Component data from apps and pages
+ + + +

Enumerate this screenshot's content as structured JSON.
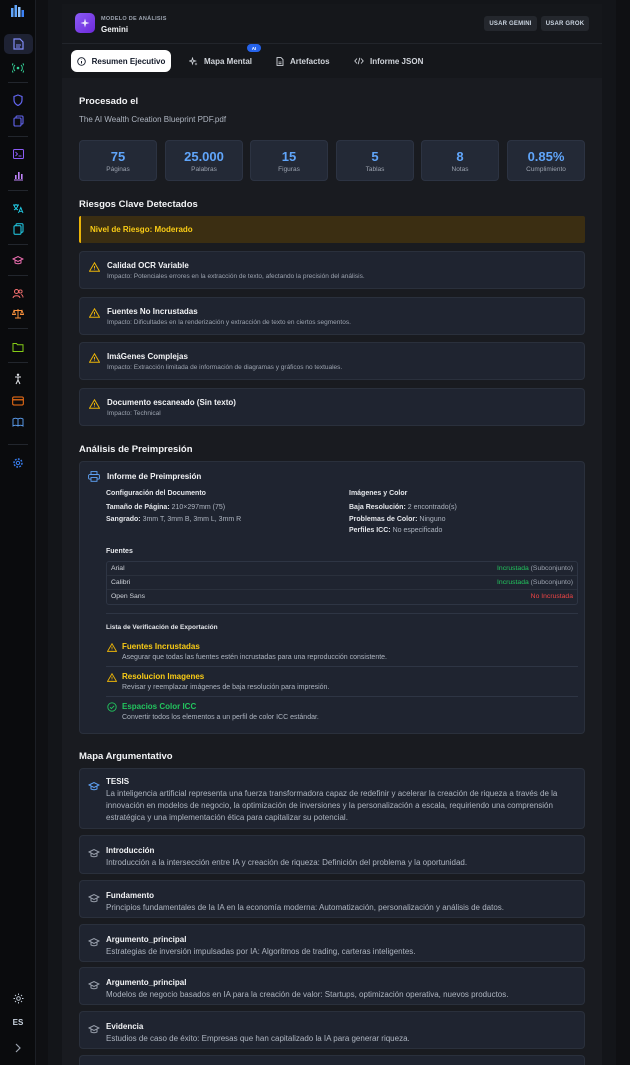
{
  "header": {
    "model_caption": "MODELO DE ANÁLISIS",
    "model_name": "Gemini",
    "btn_gemini": "USAR GEMINI",
    "btn_grok": "USAR GROK"
  },
  "tabs": [
    {
      "label": "Resumen Ejecutivo",
      "icon": "info-icon",
      "active": true
    },
    {
      "label": "Mapa Mental",
      "icon": "sparkles-icon",
      "badge": "AI"
    },
    {
      "label": "Artefactos",
      "icon": "file-icon"
    },
    {
      "label": "Informe JSON",
      "icon": "code-icon"
    }
  ],
  "processed": {
    "title": "Procesado el",
    "filename": "The AI Wealth Creation Blueprint PDF.pdf"
  },
  "stats": [
    {
      "value": "75",
      "label": "Páginas"
    },
    {
      "value": "25.000",
      "label": "Palabras"
    },
    {
      "value": "15",
      "label": "Figuras"
    },
    {
      "value": "5",
      "label": "Tablas"
    },
    {
      "value": "8",
      "label": "Notas"
    },
    {
      "value": "0.85%",
      "label": "Cumplimiento"
    }
  ],
  "risks": {
    "title": "Riesgos Clave Detectados",
    "level": "Nivel de Riesgo: Moderado",
    "impact_label": "Impacto:",
    "items": [
      {
        "title": "Calidad OCR Variable",
        "impact": "Potenciales errores en la extracción de texto, afectando la precisión del análisis."
      },
      {
        "title": "Fuentes No Incrustadas",
        "impact": "Dificultades en la renderización y extracción de texto en ciertos segmentos."
      },
      {
        "title": "ImáGenes Complejas",
        "impact": "Extracción limitada de información de diagramas y gráficos no textuales."
      },
      {
        "title": "Documento escaneado (Sin texto)",
        "impact": "Technical"
      }
    ]
  },
  "preprint": {
    "section_title": "Análisis de Preimpresión",
    "card_title": "Informe de Preimpresión",
    "config_title": "Configuración del Documento",
    "page_size_label": "Tamaño de Página:",
    "page_size": "210×297mm (75)",
    "bleed_label": "Sangrado:",
    "bleed": "3mm T, 3mm B, 3mm L, 3mm R",
    "images_title": "Imágenes y Color",
    "low_res_label": "Baja Resolución:",
    "low_res": "2 encontrado(s)",
    "color_label": "Problemas de Color:",
    "color": "Ninguno",
    "icc_label": "Perfiles ICC:",
    "icc": "No especificado",
    "fonts_title": "Fuentes",
    "fonts": [
      {
        "name": "Arial",
        "status": "Incrustada",
        "extra": "(Subconjunto)"
      },
      {
        "name": "Calibri",
        "status": "Incrustada",
        "extra": "(Subconjunto)"
      },
      {
        "name": "Open Sans",
        "status": "No Incrustada",
        "extra": ""
      }
    ],
    "checklist_title": "Lista de Verificación de Exportación",
    "checklist": [
      {
        "title": "Fuentes Incrustadas",
        "desc": "Asegurar que todas las fuentes estén incrustadas para una reproducción consistente.",
        "state": "warning",
        "color": "#facc15"
      },
      {
        "title": "Resolucion Imagenes",
        "desc": "Revisar y reemplazar imágenes de baja resolución para impresión.",
        "state": "warning",
        "color": "#facc15"
      },
      {
        "title": "Espacios Color ICC",
        "desc": "Convertir todos los elementos a un perfil de color ICC estándar.",
        "state": "ok",
        "color": "#22c55e"
      }
    ]
  },
  "argument_map": {
    "title": "Mapa Argumentativo",
    "items": [
      {
        "label": "TESIS",
        "text": "La inteligencia artificial representa una fuerza transformadora capaz de redefinir y acelerar la creación de riqueza a través de la innovación en modelos de negocio, la optimización de inversiones y la personalización a escala, requiriendo una comprensión estratégica y una implementación ética para capitalizar su potencial."
      },
      {
        "label": "Introducción",
        "text": "Introducción a la intersección entre IA y creación de riqueza: Definición del problema y la oportunidad."
      },
      {
        "label": "Fundamento",
        "text": "Principios fundamentales de la IA en la economía moderna: Automatización, personalización y análisis de datos."
      },
      {
        "label": "Argumento_principal",
        "text": "Estrategias de inversión impulsadas por IA: Algoritmos de trading, carteras inteligentes."
      },
      {
        "label": "Argumento_principal",
        "text": "Modelos de negocio basados en IA para la creación de valor: Startups, optimización operativa, nuevos productos."
      },
      {
        "label": "Evidencia",
        "text": "Estudios de caso de éxito: Empresas que han capitalizado la IA para generar riqueza."
      }
    ]
  },
  "sidebar": {
    "language": "ES",
    "icons": [
      "file-icon",
      "broadcast-icon",
      "shield-icon",
      "copy-icon",
      "terminal-icon",
      "bar-chart-icon",
      "translate-icon",
      "documents-icon",
      "graduation-cap-icon",
      "users-icon",
      "scales-icon",
      "folder-icon",
      "accessibility-icon",
      "card-icon",
      "book-icon",
      "settings-icon",
      "sun-icon",
      "chevron-right-icon"
    ]
  },
  "colors": {
    "accent": "#60a5fa",
    "warning": "#facc15",
    "success": "#22c55e",
    "danger": "#ef4444",
    "brand": "#8b5cf6"
  }
}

+ + + +

#### [What this task involves]
The expected result is every line above containing the string "value".

#### [Task solution]
      "value": "75",
      "value": "25.000",
      "value": "15",
      "value": "5",
      "value": "8",
      "value": "0.85%",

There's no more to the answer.